Instructions to follow: Which lines in the entries below contain the word "Exterior", with capitalization matching? Identify each one and copy it in full.
• • • • •
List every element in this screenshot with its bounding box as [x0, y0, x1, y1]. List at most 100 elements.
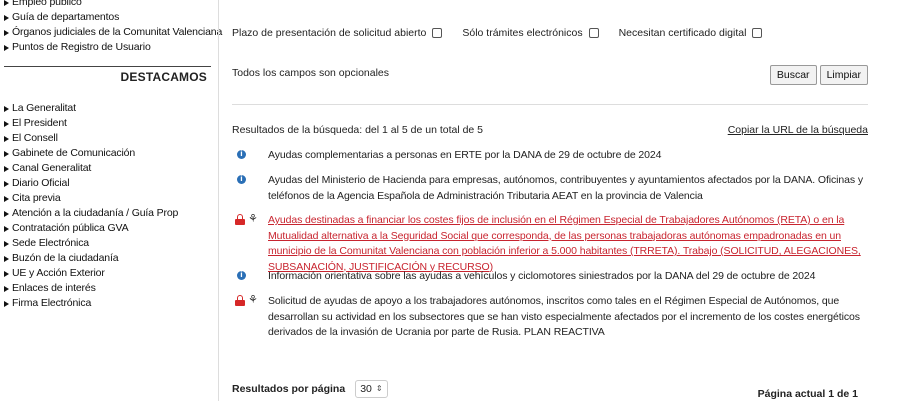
- sidebar-item-label: Sede Electrónica: [12, 237, 89, 249]
- sidebar-item-organos-judiciales[interactable]: Órganos judiciales de la Comunitat Valen…: [0, 25, 222, 40]
- sidebar-item-enlaces[interactable]: Enlaces de interés: [0, 281, 178, 296]
- sidebar-item-contratacion[interactable]: Contratación pública GVA: [0, 221, 178, 236]
- triangle-right-icon: [4, 14, 9, 21]
- sidebar: Empleo público Guía de departamentos Órg…: [0, 0, 222, 401]
- result-title[interactable]: Solicitud de ayudas de apoyo a los traba…: [268, 294, 872, 341]
- triangle-right-icon: [4, 255, 9, 262]
- sidebar-item-atencion[interactable]: Atención a la ciudadanía / Guía Prop: [0, 206, 178, 221]
- page-info: Página actual 1 de 1: [757, 388, 858, 400]
- filter-options: Plazo de presentación de solicitud abier…: [232, 27, 782, 39]
- sidebar-item-firma[interactable]: Firma Electrónica: [0, 296, 178, 311]
- result-item: i Ayudas del Ministerio de Hacienda para…: [232, 173, 872, 204]
- triangle-right-icon: [4, 270, 9, 277]
- search-results-panel: Plazo de presentación de solicitud abier…: [232, 0, 872, 401]
- sidebar-item-label: Empleo público: [12, 0, 82, 8]
- clear-button[interactable]: Limpiar: [819, 65, 868, 85]
- sidebar-item-label: Gabinete de Comunicación: [12, 147, 136, 159]
- sidebar-section-title: DESTACAMOS: [4, 66, 211, 88]
- horizontal-divider: [232, 104, 868, 105]
- digital-certificate-checkbox[interactable]: [752, 28, 763, 38]
- sidebar-item-gabinete[interactable]: Gabinete de Comunicación: [0, 146, 178, 161]
- sidebar-item-generalitat[interactable]: La Generalitat: [0, 101, 178, 116]
- filter-label: Plazo de presentación de solicitud abier…: [232, 27, 427, 39]
- filter-label: Sólo trámites electrónicos: [462, 27, 583, 39]
- sidebar-item-ue[interactable]: UE y Acción Exterior: [0, 266, 178, 281]
- result-title[interactable]: Ayudas del Ministerio de Hacienda para e…: [268, 173, 872, 204]
- sidebar-item-president[interactable]: El President: [0, 116, 178, 131]
- result-icons: i: [232, 269, 268, 285]
- triangle-right-icon: [4, 180, 9, 187]
- sidebar-item-label: La Generalitat: [12, 102, 76, 114]
- filter-label: Necesitan certificado digital: [618, 27, 747, 39]
- result-item: i Ayudas complementarias a personas en E…: [232, 148, 872, 164]
- optional-fields-note: Todos los campos son opcionales: [232, 67, 390, 79]
- sidebar-item-label: Buzón de la ciudadanía: [12, 252, 119, 264]
- sidebar-item-diario[interactable]: Diario Oficial: [0, 176, 178, 191]
- search-button[interactable]: Buscar: [769, 65, 817, 85]
- sidebar-item-label: Canal Generalitat: [12, 162, 92, 174]
- sidebar-item-puntos-registro[interactable]: Puntos de Registro de Usuario: [0, 40, 222, 55]
- result-link[interactable]: Ayudas destinadas a financiar los costes…: [268, 213, 872, 275]
- lock-icon: [235, 214, 245, 225]
- sidebar-top-list: Empleo público Guía de departamentos Órg…: [0, 0, 222, 55]
- sidebar-item-guia-departamentos[interactable]: Guía de departamentos: [0, 10, 222, 25]
- filter-electronic-only[interactable]: Sólo trámites electrónicos: [462, 27, 599, 39]
- electronic-only-checkbox[interactable]: [588, 28, 599, 38]
- triangle-right-icon: [4, 120, 9, 127]
- digital-certificate-icon: ⚘: [248, 293, 258, 306]
- search-actions: Buscar Limpiar: [769, 65, 868, 85]
- sidebar-item-label: El Consell: [12, 132, 58, 144]
- triangle-right-icon: [4, 135, 9, 142]
- result-item: i Información orientativa sobre las ayud…: [232, 269, 872, 285]
- sidebar-item-cita-previa[interactable]: Cita previa: [0, 191, 178, 206]
- result-icons: i: [232, 148, 268, 164]
- open-deadline-checkbox[interactable]: [432, 28, 443, 38]
- per-page-select[interactable]: 30 ⇕: [355, 380, 388, 398]
- sidebar-item-label: Contratación pública GVA: [12, 222, 129, 234]
- result-icons: ⚘: [232, 213, 268, 275]
- sidebar-item-empleo-publico[interactable]: Empleo público: [0, 0, 222, 10]
- triangle-right-icon: [4, 285, 9, 292]
- triangle-right-icon: [4, 240, 9, 247]
- result-icons: ⚘: [232, 294, 268, 341]
- per-page-value: 30: [360, 383, 372, 395]
- sidebar-item-label: Diario Oficial: [12, 177, 70, 189]
- filter-digital-certificate[interactable]: Necesitan certificado digital: [619, 27, 763, 39]
- triangle-right-icon: [4, 44, 9, 51]
- info-icon: i: [237, 150, 246, 159]
- triangle-right-icon: [4, 225, 9, 232]
- triangle-right-icon: [4, 0, 9, 6]
- result-item: ⚘ Ayudas destinadas a financiar los cost…: [232, 213, 872, 275]
- sidebar-item-label: Guía de departamentos: [12, 11, 120, 23]
- sidebar-featured-list: La Generalitat El President El Consell G…: [0, 101, 178, 311]
- copy-search-url-link[interactable]: Copiar la URL de la búsqueda: [728, 124, 868, 136]
- info-icon: i: [237, 271, 246, 280]
- sidebar-item-label: Puntos de Registro de Usuario: [12, 41, 151, 53]
- result-title[interactable]: Ayudas complementarias a personas en ERT…: [268, 148, 872, 164]
- sidebar-item-label: UE y Acción Exterior: [12, 267, 105, 279]
- up-down-arrows-icon: ⇕: [375, 384, 383, 393]
- sidebar-item-canal[interactable]: Canal Generalitat: [0, 161, 178, 176]
- info-icon: i: [237, 175, 246, 184]
- result-icons: i: [232, 173, 268, 204]
- result-item: ⚘ Solicitud de ayudas de apoyo a los tra…: [232, 294, 872, 341]
- sidebar-item-sede[interactable]: Sede Electrónica: [0, 236, 178, 251]
- triangle-right-icon: [4, 150, 9, 157]
- per-page-label: Resultados por página: [232, 383, 346, 395]
- digital-certificate-icon: ⚘: [248, 212, 258, 225]
- results-per-page: Resultados por página 30 ⇕: [232, 380, 388, 398]
- filter-open-deadline[interactable]: Plazo de presentación de solicitud abier…: [232, 27, 443, 39]
- triangle-right-icon: [4, 105, 9, 112]
- sidebar-item-buzon[interactable]: Buzón de la ciudadanía: [0, 251, 178, 266]
- sidebar-item-consell[interactable]: El Consell: [0, 131, 178, 146]
- triangle-right-icon: [4, 165, 9, 172]
- sidebar-item-label: Firma Electrónica: [12, 297, 92, 309]
- results-summary: Resultados de la búsqueda: del 1 al 5 de…: [232, 124, 484, 136]
- vertical-divider: [218, 0, 219, 401]
- triangle-right-icon: [4, 195, 9, 202]
- sidebar-item-label: Cita previa: [12, 192, 61, 204]
- sidebar-item-label: Órganos judiciales de la Comunitat Valen…: [12, 26, 223, 38]
- result-title[interactable]: Información orientativa sobre las ayudas…: [268, 269, 872, 285]
- triangle-right-icon: [4, 300, 9, 307]
- triangle-right-icon: [4, 210, 9, 217]
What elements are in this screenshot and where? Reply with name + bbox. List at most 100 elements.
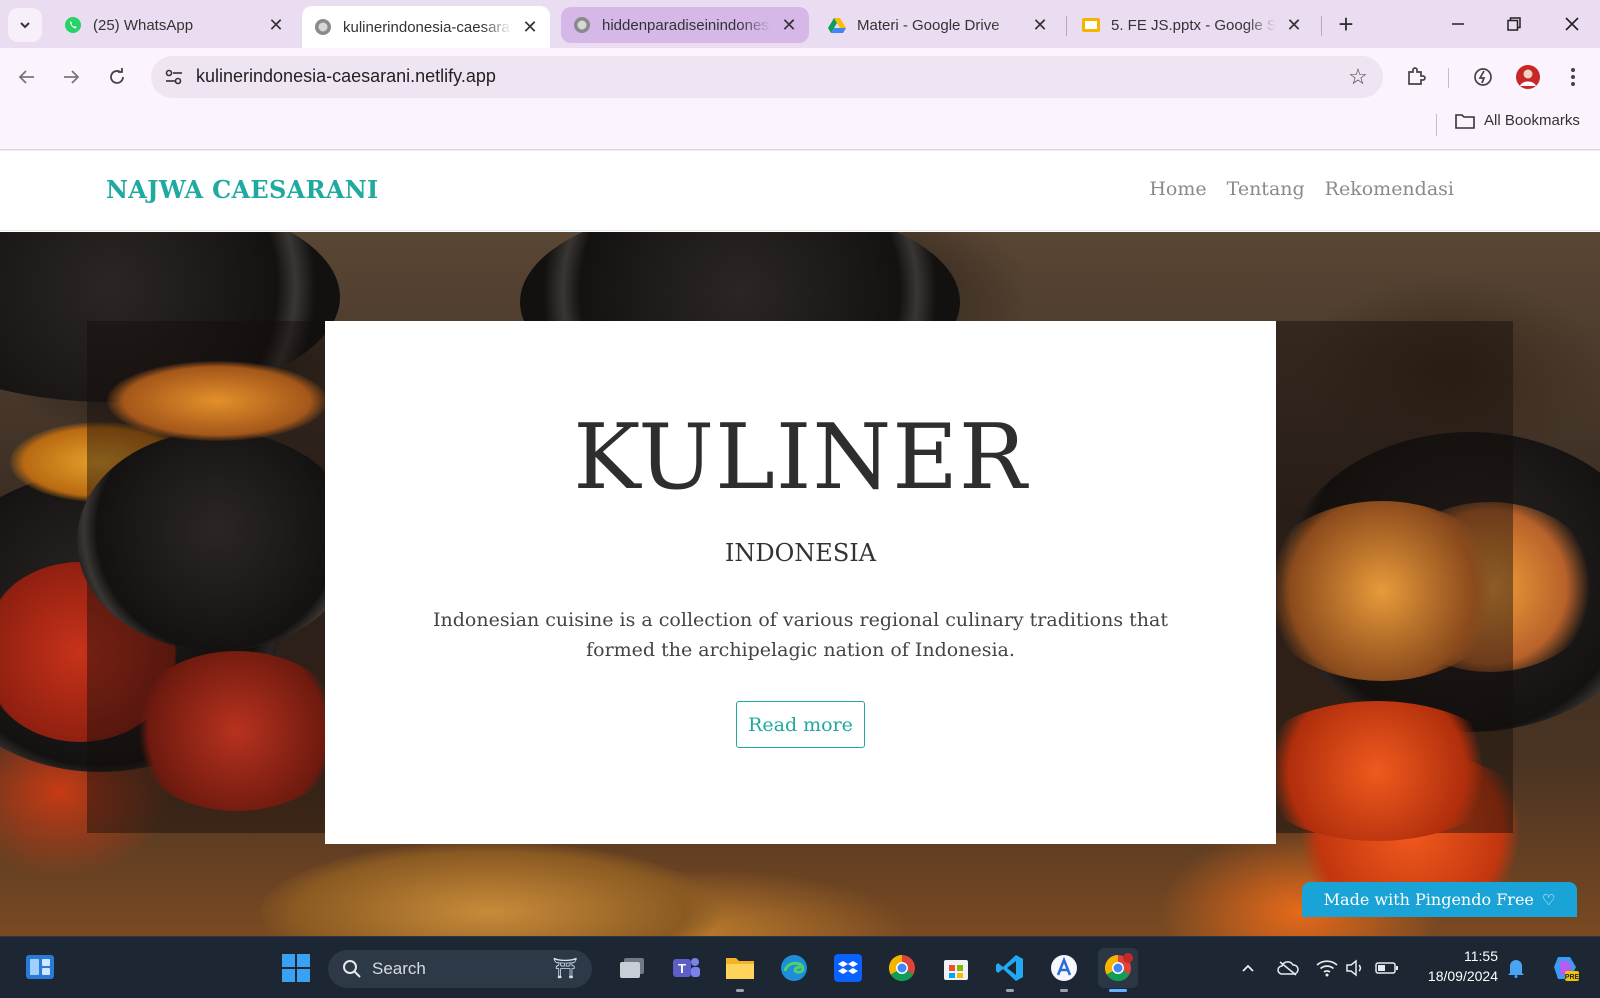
new-tab-button[interactable]: + <box>1332 8 1360 39</box>
widgets-icon[interactable] <box>24 951 56 983</box>
more-vertical-icon <box>1571 68 1575 86</box>
chevron-up-icon <box>1242 964 1254 972</box>
taskbar-chrome-profile[interactable] <box>1098 948 1138 992</box>
extensions-button[interactable] <box>1400 61 1432 93</box>
close-icon[interactable]: ✕ <box>1030 15 1050 35</box>
pingendo-logo-icon: ♡ <box>1541 890 1556 909</box>
restore-button[interactable] <box>1494 8 1534 40</box>
arrow-left-icon <box>18 70 34 84</box>
taskbar-store[interactable] <box>936 948 976 988</box>
browser-toolbar: kulinerindonesia-caesarani.netlify.app ☆ <box>0 48 1600 106</box>
taskbar-chrome[interactable] <box>882 948 922 988</box>
teams-icon: T <box>673 958 700 977</box>
all-bookmarks-label: All Bookmarks <box>1484 112 1580 129</box>
hero-card: KULINER INDONESIA Indonesian cuisine is … <box>325 321 1276 844</box>
site-info-icon[interactable] <box>161 64 187 90</box>
taskbar-search[interactable]: Search ⛩ <box>328 950 592 988</box>
site-navbar: NAJWA CAESARANI Home Tentang Rekomendasi <box>0 151 1600 231</box>
address-bar[interactable]: kulinerindonesia-caesarani.netlify.app ☆ <box>151 56 1383 98</box>
google-slides-icon <box>1082 16 1100 34</box>
bookmark-star-icon[interactable]: ☆ <box>1345 64 1371 90</box>
nav-link-rekomendasi[interactable]: Rekomendasi <box>1325 178 1454 200</box>
tab-google-slides[interactable]: 5. FE JS.pptx - Google Slides ✕ <box>1070 7 1314 43</box>
bookmarks-divider <box>1436 114 1437 136</box>
search-placeholder: Search <box>372 959 426 978</box>
background-pan <box>77 431 357 651</box>
restore-icon <box>1507 17 1521 31</box>
all-bookmarks-button[interactable]: All Bookmarks <box>1455 112 1580 129</box>
tab-hiddenparadise[interactable]: hiddenparadiseinindonesia ✕ <box>561 7 809 43</box>
nav-link-home[interactable]: Home <box>1149 178 1206 200</box>
store-icon <box>944 960 968 980</box>
tab-title: kulinerindonesia-caesarani.netlify.app <box>343 18 512 36</box>
plus-icon: + <box>1338 8 1354 39</box>
url-text[interactable]: kulinerindonesia-caesarani.netlify.app <box>196 66 496 87</box>
search-icon <box>343 960 361 978</box>
tray-overflow-button[interactable] <box>1235 955 1261 981</box>
taskbar-edge[interactable] <box>774 948 814 988</box>
avatar-icon <box>1516 65 1540 89</box>
forward-button[interactable] <box>54 60 88 94</box>
close-icon[interactable]: ✕ <box>520 17 540 37</box>
tab-whatsapp[interactable]: (25) WhatsApp ✕ <box>52 7 296 43</box>
tab-strip: (25) WhatsApp ✕ kulinerindonesia-caesara… <box>0 0 1600 48</box>
running-indicator <box>1060 989 1068 992</box>
tab-search-button[interactable] <box>8 8 42 42</box>
minimize-button[interactable] <box>1438 8 1478 40</box>
battery-tray[interactable] <box>1374 955 1400 981</box>
globe-icon <box>314 18 332 36</box>
tab-title: 5. FE JS.pptx - Google Slides <box>1111 16 1276 34</box>
tab-title: (25) WhatsApp <box>93 16 194 34</box>
site-brand[interactable]: NAJWA CAESARANI <box>106 175 379 204</box>
profile-avatar[interactable] <box>1512 61 1544 93</box>
performance-button[interactable] <box>1467 61 1499 93</box>
tab-google-drive[interactable]: Materi - Google Drive ✕ <box>816 7 1060 43</box>
search-highlight-icon: ⛩ <box>552 958 578 980</box>
speedometer-icon <box>1474 68 1492 86</box>
vscode-icon <box>996 955 1023 981</box>
chrome-icon <box>888 954 915 982</box>
google-drive-icon <box>828 16 846 34</box>
close-icon <box>1565 17 1579 31</box>
task-view-button[interactable] <box>612 948 652 988</box>
close-window-button[interactable] <box>1552 8 1592 40</box>
background-food <box>1247 701 1507 841</box>
back-button[interactable] <box>10 60 44 94</box>
nav-link-tentang[interactable]: Tentang <box>1227 178 1305 200</box>
wifi-tray[interactable] <box>1314 955 1340 981</box>
notifications-button[interactable] <box>1503 955 1529 981</box>
taskbar-vscode[interactable] <box>990 948 1030 992</box>
taskbar-file-explorer[interactable] <box>720 948 760 992</box>
taskbar-app[interactable] <box>1044 948 1084 992</box>
volume-tray[interactable] <box>1342 955 1368 981</box>
running-indicator <box>1006 989 1014 992</box>
puzzle-icon <box>1408 67 1426 85</box>
reload-icon <box>110 68 124 84</box>
close-icon[interactable]: ✕ <box>779 15 799 35</box>
pingendo-label: Made with Pingendo Free <box>1323 890 1534 909</box>
read-more-button[interactable]: Read more <box>736 701 865 748</box>
taskbar-teams[interactable]: T <box>666 948 706 988</box>
copilot-button[interactable]: PRE <box>1548 951 1582 985</box>
taskbar-dropbox[interactable] <box>828 948 868 988</box>
background-food <box>260 842 720 936</box>
site-nav-links: Home Tentang Rekomendasi <box>1149 178 1454 200</box>
whatsapp-icon <box>64 16 82 34</box>
tab-divider <box>1321 16 1322 36</box>
close-icon[interactable]: ✕ <box>266 15 286 35</box>
hero-title: KULINER <box>573 405 1028 510</box>
chevron-down-icon <box>20 22 30 29</box>
close-icon[interactable]: ✕ <box>1284 15 1304 35</box>
arrow-right-icon <box>64 70 80 84</box>
menu-button[interactable] <box>1557 61 1589 93</box>
task-view-icon <box>620 958 644 978</box>
taskbar-clock[interactable]: 11:55 18/09/2024 <box>1412 946 1498 986</box>
onedrive-tray[interactable] <box>1275 955 1301 981</box>
cloud-off-icon <box>1277 961 1299 976</box>
pingendo-badge[interactable]: Made with Pingendo Free ♡ <box>1302 882 1577 917</box>
tab-kuliner[interactable]: kulinerindonesia-caesarani.netlify.app ✕ <box>302 6 550 48</box>
app-icon <box>1051 955 1077 981</box>
reload-button[interactable] <box>100 60 134 94</box>
start-button[interactable] <box>276 948 316 988</box>
background-food <box>107 361 327 441</box>
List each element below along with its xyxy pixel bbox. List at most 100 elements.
• • • • •
In response:
- sidebar-item-ue[interactable]: UE y Acción Exterior: [0, 266, 178, 281]
- sidebar-item-label: UE y Acción Exterior: [12, 267, 105, 279]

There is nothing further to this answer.